__INSTRUCTION__. Retype every entry in its entirety, without alteration.

Items from a figure collection:
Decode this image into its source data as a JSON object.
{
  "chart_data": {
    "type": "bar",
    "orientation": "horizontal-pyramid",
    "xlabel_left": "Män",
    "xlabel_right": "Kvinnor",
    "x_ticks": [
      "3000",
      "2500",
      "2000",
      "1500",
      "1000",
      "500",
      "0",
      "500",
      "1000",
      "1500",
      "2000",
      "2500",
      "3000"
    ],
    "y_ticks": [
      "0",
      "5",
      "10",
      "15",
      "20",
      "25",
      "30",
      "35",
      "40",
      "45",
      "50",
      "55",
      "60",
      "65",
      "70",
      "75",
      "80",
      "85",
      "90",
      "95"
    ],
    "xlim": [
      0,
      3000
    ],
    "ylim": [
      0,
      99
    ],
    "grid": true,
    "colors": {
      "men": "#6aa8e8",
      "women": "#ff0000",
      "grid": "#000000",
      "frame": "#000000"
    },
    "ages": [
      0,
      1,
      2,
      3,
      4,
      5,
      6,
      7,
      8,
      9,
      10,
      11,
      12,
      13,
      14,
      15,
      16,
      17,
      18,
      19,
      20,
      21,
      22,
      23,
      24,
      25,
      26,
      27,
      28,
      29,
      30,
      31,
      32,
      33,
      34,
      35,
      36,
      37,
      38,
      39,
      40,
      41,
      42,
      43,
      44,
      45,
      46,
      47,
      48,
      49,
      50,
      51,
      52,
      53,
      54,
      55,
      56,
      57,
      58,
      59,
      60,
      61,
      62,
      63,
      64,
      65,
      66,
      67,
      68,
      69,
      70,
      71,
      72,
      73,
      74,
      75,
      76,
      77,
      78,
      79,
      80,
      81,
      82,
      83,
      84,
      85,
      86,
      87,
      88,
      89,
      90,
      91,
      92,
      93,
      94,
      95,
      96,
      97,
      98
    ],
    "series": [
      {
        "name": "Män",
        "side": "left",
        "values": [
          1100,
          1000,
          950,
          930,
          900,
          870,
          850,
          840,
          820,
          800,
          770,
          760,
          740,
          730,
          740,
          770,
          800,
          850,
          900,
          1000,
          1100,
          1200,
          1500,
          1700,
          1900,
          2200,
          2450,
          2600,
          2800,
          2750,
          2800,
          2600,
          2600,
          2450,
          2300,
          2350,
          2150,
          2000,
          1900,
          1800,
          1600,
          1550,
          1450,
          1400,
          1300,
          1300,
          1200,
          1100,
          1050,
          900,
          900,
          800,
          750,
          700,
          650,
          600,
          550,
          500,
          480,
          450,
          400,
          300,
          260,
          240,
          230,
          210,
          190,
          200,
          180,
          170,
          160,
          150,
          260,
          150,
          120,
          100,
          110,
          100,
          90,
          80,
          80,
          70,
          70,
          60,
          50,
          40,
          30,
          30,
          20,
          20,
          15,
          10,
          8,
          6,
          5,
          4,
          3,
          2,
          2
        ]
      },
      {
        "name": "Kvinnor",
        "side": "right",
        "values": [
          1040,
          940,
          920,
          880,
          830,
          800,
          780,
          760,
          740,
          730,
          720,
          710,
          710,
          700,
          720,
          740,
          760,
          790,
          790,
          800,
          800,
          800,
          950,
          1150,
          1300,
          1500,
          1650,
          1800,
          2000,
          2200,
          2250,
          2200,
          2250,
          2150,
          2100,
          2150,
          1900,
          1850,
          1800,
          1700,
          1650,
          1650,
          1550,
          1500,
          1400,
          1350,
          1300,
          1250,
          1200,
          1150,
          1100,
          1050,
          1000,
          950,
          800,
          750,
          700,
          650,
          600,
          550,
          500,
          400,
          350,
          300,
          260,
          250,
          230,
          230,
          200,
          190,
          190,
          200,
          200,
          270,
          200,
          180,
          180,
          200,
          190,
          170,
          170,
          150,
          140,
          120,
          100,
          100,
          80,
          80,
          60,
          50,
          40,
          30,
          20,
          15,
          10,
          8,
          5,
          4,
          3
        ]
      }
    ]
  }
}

__FINAL RESULT__.
Decode this image into its source data as a JSON object.
{
  "chart_data": {
    "type": "bar",
    "orientation": "horizontal-pyramid",
    "xlabel_left": "Män",
    "xlabel_right": "Kvinnor",
    "x_ticks": [
      "3000",
      "2500",
      "2000",
      "1500",
      "1000",
      "500",
      "0",
      "500",
      "1000",
      "1500",
      "2000",
      "2500",
      "3000"
    ],
    "y_ticks": [
      "0",
      "5",
      "10",
      "15",
      "20",
      "25",
      "30",
      "35",
      "40",
      "45",
      "50",
      "55",
      "60",
      "65",
      "70",
      "75",
      "80",
      "85",
      "90",
      "95"
    ],
    "xlim": [
      0,
      3000
    ],
    "ylim": [
      0,
      99
    ],
    "grid": true,
    "colors": {
      "men": "#6aa8e8",
      "women": "#ff0000",
      "grid": "#000000",
      "frame": "#000000"
    },
    "ages": [
      0,
      1,
      2,
      3,
      4,
      5,
      6,
      7,
      8,
      9,
      10,
      11,
      12,
      13,
      14,
      15,
      16,
      17,
      18,
      19,
      20,
      21,
      22,
      23,
      24,
      25,
      26,
      27,
      28,
      29,
      30,
      31,
      32,
      33,
      34,
      35,
      36,
      37,
      38,
      39,
      40,
      41,
      42,
      43,
      44,
      45,
      46,
      47,
      48,
      49,
      50,
      51,
      52,
      53,
      54,
      55,
      56,
      57,
      58,
      59,
      60,
      61,
      62,
      63,
      64,
      65,
      66,
      67,
      68,
      69,
      70,
      71,
      72,
      73,
      74,
      75,
      76,
      77,
      78,
      79,
      80,
      81,
      82,
      83,
      84,
      85,
      86,
      87,
      88,
      89,
      90,
      91,
      92,
      93,
      94,
      95,
      96,
      97,
      98
    ],
    "series": [
      {
        "name": "Män",
        "side": "left",
        "values": [
          1100,
          1000,
          950,
          930,
          900,
          870,
          850,
          840,
          820,
          800,
          770,
          760,
          740,
          730,
          740,
          770,
          800,
          850,
          900,
          1000,
          1100,
          1200,
          1500,
          1700,
          1900,
          2200,
          2450,
          2600,
          2800,
          2750,
          2800,
          2600,
          2600,
          2450,
          2300,
          2350,
          2150,
          2000,
          1900,
          1800,
          1600,
          1550,
          1450,
          1400,
          1300,
          1300,
          1200,
          1100,
          1050,
          900,
          900,
          800,
          750,
          700,
          650,
          600,
          550,
          500,
          480,
          450,
          400,
          300,
          260,
          240,
          230,
          210,
          190,
          200,
          180,
          170,
          160,
          150,
          260,
          150,
          120,
          100,
          110,
          100,
          90,
          80,
          80,
          70,
          70,
          60,
          50,
          40,
          30,
          30,
          20,
          20,
          15,
          10,
          8,
          6,
          5,
          4,
          3,
          2,
          2
        ]
      },
      {
        "name": "Kvinnor",
        "side": "right",
        "values": [
          1040,
          940,
          920,
          880,
          830,
          800,
          780,
          760,
          740,
          730,
          720,
          710,
          710,
          700,
          720,
          740,
          760,
          790,
          790,
          800,
          800,
          800,
          950,
          1150,
          1300,
          1500,
          1650,
          1800,
          2000,
          2200,
          2250,
          2200,
          2250,
          2150,
          2100,
          2150,
          1900,
          1850,
          1800,
          1700,
          1650,
          1650,
          1550,
          1500,
          1400,
          1350,
          1300,
          1250,
          1200,
          1150,
          1100,
          1050,
          1000,
          950,
          800,
          750,
          700,
          650,
          600,
          550,
          500,
          400,
          350,
          300,
          260,
          250,
          230,
          230,
          200,
          190,
          190,
          200,
          200,
          270,
          200,
          180,
          180,
          200,
          190,
          170,
          170,
          150,
          140,
          120,
          100,
          100,
          80,
          80,
          60,
          50,
          40,
          30,
          20,
          15,
          10,
          8,
          5,
          4,
          3
        ]
      }
    ]
  }
}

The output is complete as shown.